- _SHORT TASK A_
Duplicate the passage in the percussion stand description from "In FIG. 1, the electronic" up to and including "center pipe 34.".
- _SHORT TASK B_
According to the percussion stand description, what component can be connected to the left center pipe 34?
- _SHORT TASK C_
List every pad or cymbal that the percussion stand description names, with its reference numeral.

- _SOURCE TEXT_
[start]

DETAILED DESCRIPTION OF PREFERRED EMBODIMENTS
Embodiments of the electronic percussion instrument stand are described in greater detail below with reference to FIGS. 1 through 6. With reference to FIG. 1, an electronic percussion instrument stand system 1 can be used to support any number of attached components. FIG. 1 shows a perspective view of an electronic percussion instrument stand system according to an embodiment of the present invention.
In FIG. 1, the electronic percussion instrument stand system 1 is shown with a base unit 36 that can be attached to the main pipe 38, and the foot pedal 40, which is connected to the two vertical center pipes 34. The sound unit 30 can be attached vertically or in other directions relative to the main center pipes 34. Also attached to center pipes 34 are the arm pipes 20 and the four arm pipe holders 22. The center pipes 34 can provide the primary support for the four arm pipes 20. As shown in FIG. 1, the four arm pipe holder 22 as well as the left and right arm pipes 20 can be attached to a multitude of various instrument components, such as, but not limited to two cymbal pads 50 and three drum pads 25. Attached to the lower left arm pipe 20 can be a high hat cymbal 54. A snare pad 56 can be connected to the left center pipe 34.

[end]

- _DATASET CONTENT_
[start]

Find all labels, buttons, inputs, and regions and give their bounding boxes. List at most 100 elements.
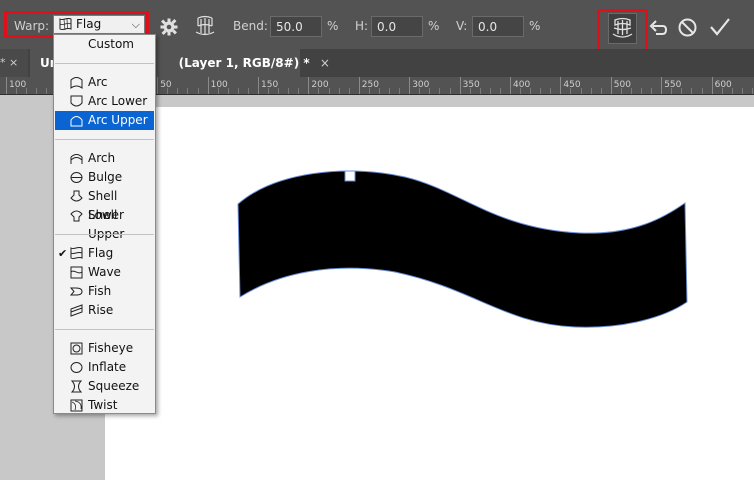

[end]

- _FINAL RESULT A_
In FIG. 1, the electronic percussion instrument stand system 1 is shown with a base unit 36 that can be attached to the main pipe 38, and the foot pedal 40, which is connected to the two vertical center pipes 34. The sound unit 30 can be attached vertically or in other directions relative to the main center pipes 34. Also attached to center pipes 34 are the arm pipes 20 and the four arm pipe holders 22. The center pipes 34 can provide the primary support for the four arm pipes 20. As shown in FIG. 1, the four arm pipe holder 22 as well as the left and right arm pipes 20 can be attached to a multitude of various instrument components, such as, but not limited to two cymbal pads 50 and three drum pads 25. Attached to the lower left arm pipe 20 can be a high hat cymbal 54. A snare pad 56 can be connected to the left center pipe 34.

- _FINAL RESULT B_
A snare pad 56.

- _FINAL RESULT C_
- Cymbal pads 50
- Drum pads 25
- High hat cymbal 54
- Snare pad 56